[Given instruction] From the line containing "Transcribe this image's" to the end of the data, retype every line exactly and nothing else. Drop the pictures.

[Records shown]
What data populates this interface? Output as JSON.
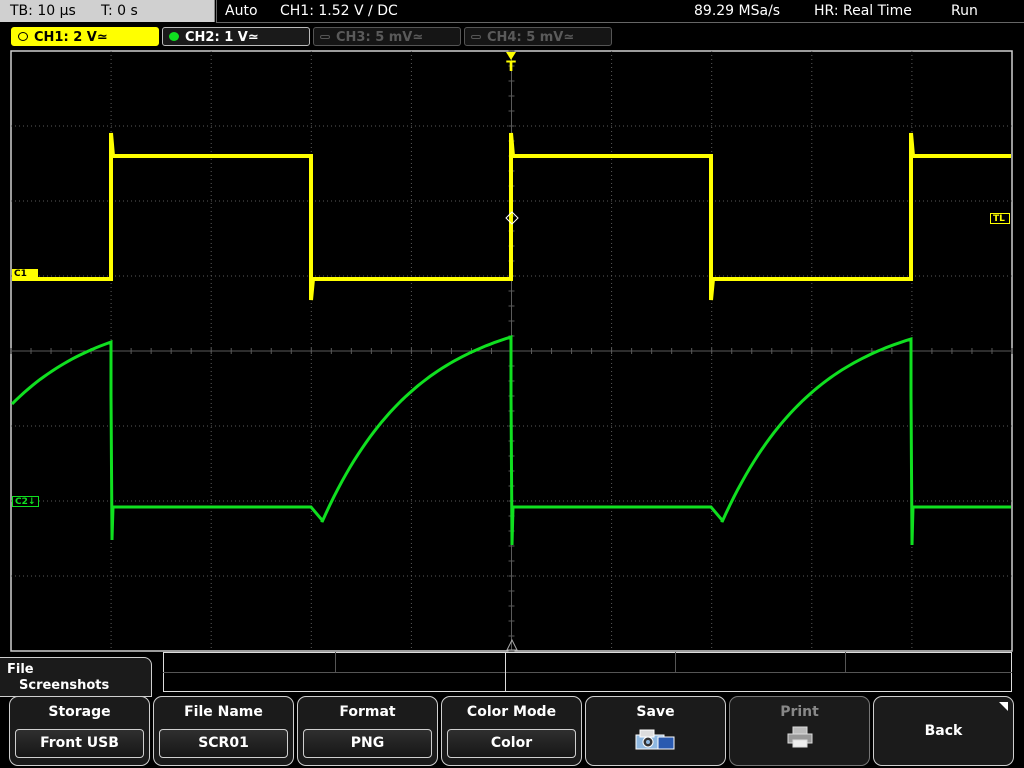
{
  "topbar": {
    "timebase": "TB: 10 µs",
    "trigger_time": "T: 0 s",
    "mode": "Auto",
    "trigger_info": "CH1: 1.52 V ∕ DC",
    "sample_rate": "89.29 MSa/s",
    "acquisition": "HR: Real Time",
    "run_state": "Run"
  },
  "channels": [
    {
      "label": "CH1: 2 V≃",
      "color": "#ffff00",
      "active": true
    },
    {
      "label": "CH2: 1 V≃",
      "color": "#10e020",
      "active": true
    },
    {
      "label": "CH3: 5 mV≃",
      "color": "#5a5a5a",
      "active": false
    },
    {
      "label": "CH4: 5 mV≃",
      "color": "#5a5a5a",
      "active": false
    }
  ],
  "markers": {
    "ch1_ref": "C1",
    "ch2_ref": "C2↓",
    "trigger_level": "TL",
    "trigger_pos": "T"
  },
  "menu": {
    "title_line1": "File",
    "title_line2": "Screenshots"
  },
  "softkeys": [
    {
      "head": "Storage",
      "value": "Front USB"
    },
    {
      "head": "File Name",
      "value": "SCR01"
    },
    {
      "head": "Format",
      "value": "PNG"
    },
    {
      "head": "Color Mode",
      "value": "Color"
    },
    {
      "head": "Save",
      "icon": "camera-save-icon"
    },
    {
      "head": "Print",
      "icon": "printer-icon",
      "disabled": true
    },
    {
      "head": "Back"
    }
  ],
  "colors": {
    "ch1": "#ffff00",
    "ch2": "#10e020",
    "grid": "#5a5a5a"
  }
}
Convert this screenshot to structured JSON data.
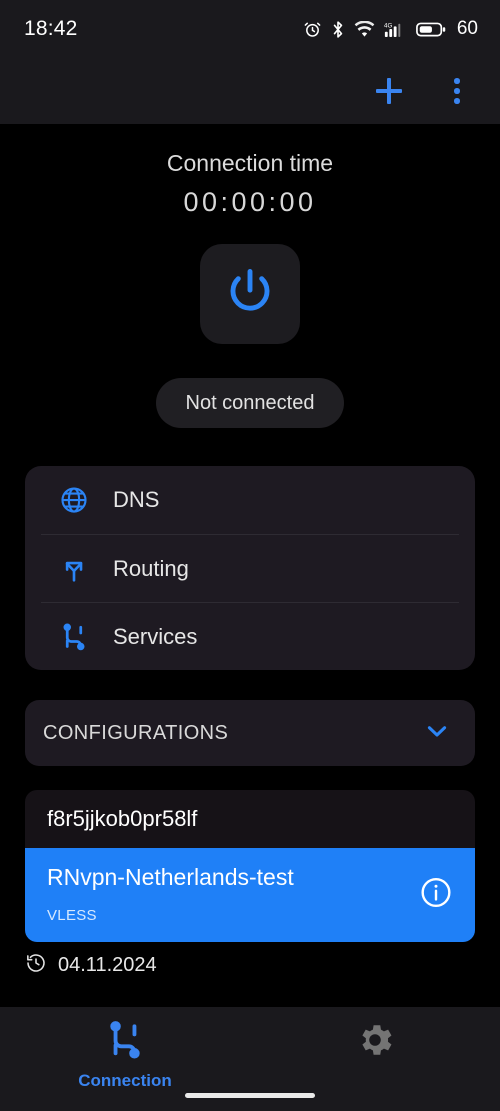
{
  "status_bar": {
    "time": "18:42",
    "battery_percent": "60",
    "icons": [
      "alarm-icon",
      "bluetooth-icon",
      "wifi-icon",
      "cellular-4g-icon",
      "battery-icon"
    ]
  },
  "app_bar": {
    "add_label": "+",
    "add_icon": "plus-icon",
    "overflow_icon": "kebab-menu-icon"
  },
  "connection": {
    "time_label": "Connection time",
    "time_value": "00:00:00",
    "power_icon": "power-icon",
    "status_text": "Not connected"
  },
  "menu": {
    "items": [
      {
        "label": "DNS",
        "icon": "globe-icon"
      },
      {
        "label": "Routing",
        "icon": "route-split-icon"
      },
      {
        "label": "Services",
        "icon": "cable-connection-icon"
      }
    ]
  },
  "configurations": {
    "header_label": "CONFIGURATIONS",
    "expand_icon": "chevron-down-icon",
    "items": [
      {
        "title": "f8r5jjkob0pr58lf",
        "protocol": "",
        "selected": false
      },
      {
        "title": "RNvpn-Netherlands-test",
        "protocol": "VLESS",
        "selected": true,
        "info_icon": "info-circle-icon"
      }
    ],
    "history": {
      "icon": "history-clock-icon",
      "date": "04.11.2024"
    }
  },
  "bottom_nav": {
    "items": [
      {
        "label": "Connection",
        "icon": "cable-connection-icon",
        "active": true
      },
      {
        "label": "",
        "icon": "gear-icon",
        "active": false
      }
    ]
  },
  "colors": {
    "accent_blue": "#3a84f0",
    "selected_blue": "#1f80f7",
    "card_bg": "#1e1a22",
    "bar_bg": "#1a191d",
    "page_bg": "#000000"
  }
}
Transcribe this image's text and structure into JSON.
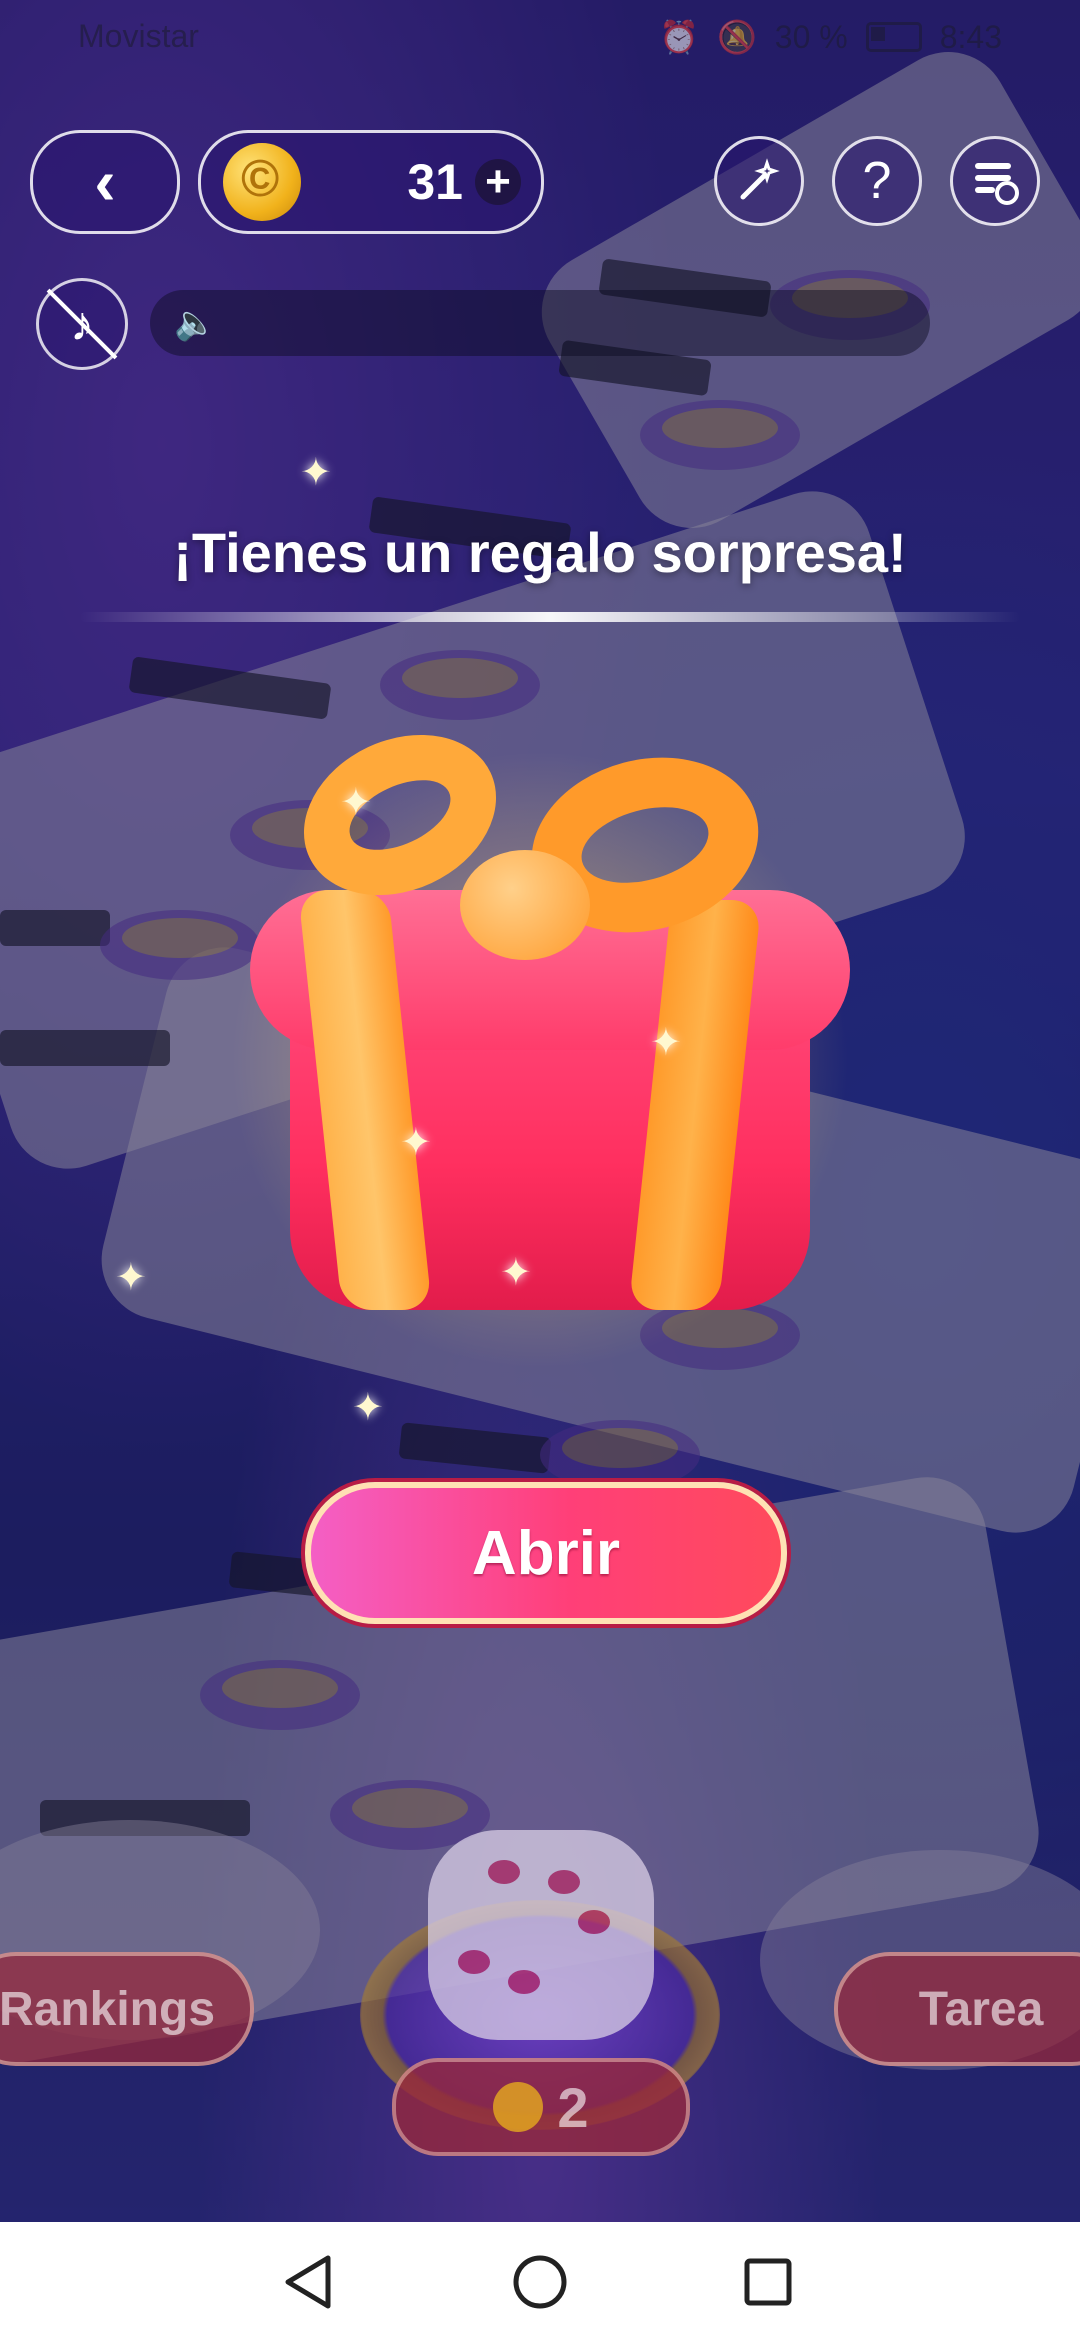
{
  "status_bar": {
    "carrier": "Movistar",
    "battery": "30 %",
    "time": "8:43"
  },
  "top_bar": {
    "back_icon": "‹",
    "coins": "31",
    "plus_icon": "+",
    "help_icon": "?"
  },
  "popup": {
    "title": "¡Tienes un regalo sorpresa!",
    "open_label": "Abrir"
  },
  "bottom": {
    "rankings_label": "Rankings",
    "task_label": "Tarea",
    "roll_cost": "2"
  }
}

[Expected answer]
Transcribe this image's text and structure into JSON.
{
  "status_bar": {
    "carrier": "Movistar",
    "battery": "30 %",
    "time": "8:43"
  },
  "top_bar": {
    "back_icon": "‹",
    "coins": "31",
    "plus_icon": "+",
    "help_icon": "?"
  },
  "popup": {
    "title": "¡Tienes un regalo sorpresa!",
    "open_label": "Abrir"
  },
  "bottom": {
    "rankings_label": "Rankings",
    "task_label": "Tarea",
    "roll_cost": "2"
  }
}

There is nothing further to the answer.